- [Problem details]
Copy each line in the data that includes the word "visuals".

- [Entries shown]
▼
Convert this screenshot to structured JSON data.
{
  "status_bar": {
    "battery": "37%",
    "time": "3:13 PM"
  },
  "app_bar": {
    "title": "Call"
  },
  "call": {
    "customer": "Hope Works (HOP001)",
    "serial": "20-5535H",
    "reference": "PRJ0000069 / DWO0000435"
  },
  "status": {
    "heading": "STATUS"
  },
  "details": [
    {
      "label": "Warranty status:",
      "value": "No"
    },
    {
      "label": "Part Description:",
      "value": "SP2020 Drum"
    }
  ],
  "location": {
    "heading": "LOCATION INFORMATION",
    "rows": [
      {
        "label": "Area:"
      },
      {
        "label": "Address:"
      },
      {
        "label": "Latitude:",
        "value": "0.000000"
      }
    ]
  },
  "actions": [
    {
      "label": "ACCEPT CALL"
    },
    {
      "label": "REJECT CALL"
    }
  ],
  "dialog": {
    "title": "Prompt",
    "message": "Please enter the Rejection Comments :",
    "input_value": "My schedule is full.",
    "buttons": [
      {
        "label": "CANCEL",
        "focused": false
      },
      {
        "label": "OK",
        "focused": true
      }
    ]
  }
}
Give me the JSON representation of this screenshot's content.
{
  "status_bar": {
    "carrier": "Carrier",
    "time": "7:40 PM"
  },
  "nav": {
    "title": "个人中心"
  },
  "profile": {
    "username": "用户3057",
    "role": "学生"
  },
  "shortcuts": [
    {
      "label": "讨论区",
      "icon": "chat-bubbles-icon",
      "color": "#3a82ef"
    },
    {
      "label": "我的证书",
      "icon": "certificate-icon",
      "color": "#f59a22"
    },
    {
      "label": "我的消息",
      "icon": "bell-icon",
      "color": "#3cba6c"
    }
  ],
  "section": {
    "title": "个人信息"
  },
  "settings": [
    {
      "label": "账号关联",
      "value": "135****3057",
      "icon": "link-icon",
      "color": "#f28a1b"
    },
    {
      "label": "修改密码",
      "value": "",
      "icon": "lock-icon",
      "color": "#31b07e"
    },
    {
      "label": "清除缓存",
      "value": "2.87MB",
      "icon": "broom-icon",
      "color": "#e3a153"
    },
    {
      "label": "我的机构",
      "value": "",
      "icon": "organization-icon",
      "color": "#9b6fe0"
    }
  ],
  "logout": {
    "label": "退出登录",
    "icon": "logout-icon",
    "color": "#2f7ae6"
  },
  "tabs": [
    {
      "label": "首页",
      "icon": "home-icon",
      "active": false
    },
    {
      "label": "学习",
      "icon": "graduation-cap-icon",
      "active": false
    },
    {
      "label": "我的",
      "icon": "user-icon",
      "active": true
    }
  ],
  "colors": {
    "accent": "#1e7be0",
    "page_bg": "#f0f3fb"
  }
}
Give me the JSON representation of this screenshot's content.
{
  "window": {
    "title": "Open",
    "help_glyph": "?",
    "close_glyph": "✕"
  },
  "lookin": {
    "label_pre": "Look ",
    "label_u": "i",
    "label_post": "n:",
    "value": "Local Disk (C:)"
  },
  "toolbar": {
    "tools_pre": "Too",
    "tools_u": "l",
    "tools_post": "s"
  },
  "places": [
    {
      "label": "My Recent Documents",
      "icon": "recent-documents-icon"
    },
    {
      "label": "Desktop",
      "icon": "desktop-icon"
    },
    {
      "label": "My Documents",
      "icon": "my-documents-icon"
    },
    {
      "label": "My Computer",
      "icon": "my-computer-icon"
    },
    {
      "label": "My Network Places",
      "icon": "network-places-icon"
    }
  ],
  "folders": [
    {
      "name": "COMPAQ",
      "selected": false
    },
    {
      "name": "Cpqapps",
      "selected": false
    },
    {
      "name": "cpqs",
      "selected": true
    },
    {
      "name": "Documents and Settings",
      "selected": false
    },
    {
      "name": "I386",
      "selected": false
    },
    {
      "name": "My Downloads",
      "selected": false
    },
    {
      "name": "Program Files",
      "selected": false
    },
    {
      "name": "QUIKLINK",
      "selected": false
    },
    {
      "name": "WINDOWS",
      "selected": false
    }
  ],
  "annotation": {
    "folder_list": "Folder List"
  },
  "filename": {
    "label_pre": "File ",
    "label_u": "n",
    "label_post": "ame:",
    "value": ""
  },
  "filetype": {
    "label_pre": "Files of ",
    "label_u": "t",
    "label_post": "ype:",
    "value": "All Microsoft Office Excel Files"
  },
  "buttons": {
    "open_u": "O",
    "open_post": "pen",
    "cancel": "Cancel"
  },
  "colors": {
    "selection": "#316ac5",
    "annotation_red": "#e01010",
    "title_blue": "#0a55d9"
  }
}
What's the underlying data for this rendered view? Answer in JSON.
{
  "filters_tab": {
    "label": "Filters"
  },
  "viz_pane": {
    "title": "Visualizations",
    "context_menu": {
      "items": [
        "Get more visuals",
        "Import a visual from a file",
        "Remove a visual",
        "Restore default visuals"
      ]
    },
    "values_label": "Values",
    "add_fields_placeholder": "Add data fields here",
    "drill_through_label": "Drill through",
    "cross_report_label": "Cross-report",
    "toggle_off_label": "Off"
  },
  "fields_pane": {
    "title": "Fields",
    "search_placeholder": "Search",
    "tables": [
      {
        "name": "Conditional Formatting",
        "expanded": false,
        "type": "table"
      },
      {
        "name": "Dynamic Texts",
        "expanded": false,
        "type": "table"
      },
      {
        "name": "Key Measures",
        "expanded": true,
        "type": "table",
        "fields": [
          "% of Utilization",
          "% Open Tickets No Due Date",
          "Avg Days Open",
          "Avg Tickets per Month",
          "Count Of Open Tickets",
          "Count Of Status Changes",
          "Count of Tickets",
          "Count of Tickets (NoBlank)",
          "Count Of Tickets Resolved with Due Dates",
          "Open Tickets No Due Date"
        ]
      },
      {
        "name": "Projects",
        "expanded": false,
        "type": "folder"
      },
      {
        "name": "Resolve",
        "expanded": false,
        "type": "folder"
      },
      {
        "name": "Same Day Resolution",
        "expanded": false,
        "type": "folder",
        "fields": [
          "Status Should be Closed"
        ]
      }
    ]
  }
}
▲
- [Result below]
        "Get more visuals",
        "Restore default visuals"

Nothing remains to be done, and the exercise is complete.